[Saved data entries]
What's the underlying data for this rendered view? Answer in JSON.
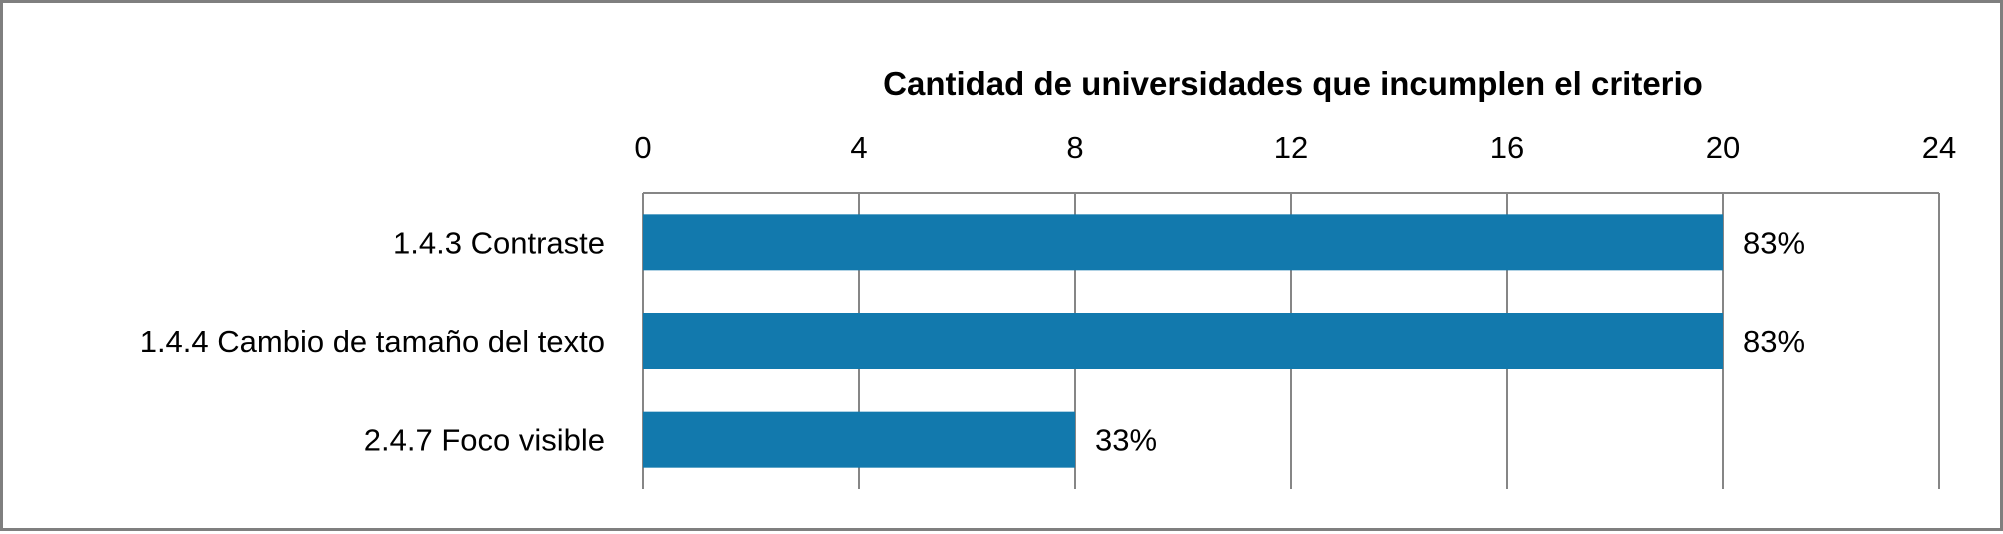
{
  "chart_data": {
    "type": "bar",
    "orientation": "horizontal",
    "title": "Cantidad de universidades que incumplen el criterio",
    "xlabel": "",
    "ylabel": "",
    "categories": [
      "1.4.3 Contraste",
      "1.4.4 Cambio de tamaño del texto",
      "2.4.7 Foco visible"
    ],
    "values": [
      20,
      20,
      8
    ],
    "data_labels": [
      "83%",
      "83%",
      "33%"
    ],
    "xlim": [
      0,
      24
    ],
    "x_ticks": [
      "0",
      "4",
      "8",
      "12",
      "16",
      "20",
      "24"
    ],
    "x_axis_position": "top",
    "grid": true,
    "legend": "none",
    "bar_color": "#1279ad",
    "grid_color": "#868686"
  }
}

What to work on:
Quote all of the entries word for word, omitting any pictures.

Exercise result:
What's the underlying data for this rendered view? Answer in JSON.
{
  "chart_data": {
    "type": "bar",
    "orientation": "horizontal",
    "title": "Cantidad de universidades que incumplen el criterio",
    "xlabel": "",
    "ylabel": "",
    "categories": [
      "1.4.3 Contraste",
      "1.4.4 Cambio de tamaño del texto",
      "2.4.7 Foco visible"
    ],
    "values": [
      20,
      20,
      8
    ],
    "data_labels": [
      "83%",
      "83%",
      "33%"
    ],
    "xlim": [
      0,
      24
    ],
    "x_ticks": [
      "0",
      "4",
      "8",
      "12",
      "16",
      "20",
      "24"
    ],
    "x_axis_position": "top",
    "grid": true,
    "legend": "none",
    "bar_color": "#1279ad",
    "grid_color": "#868686"
  }
}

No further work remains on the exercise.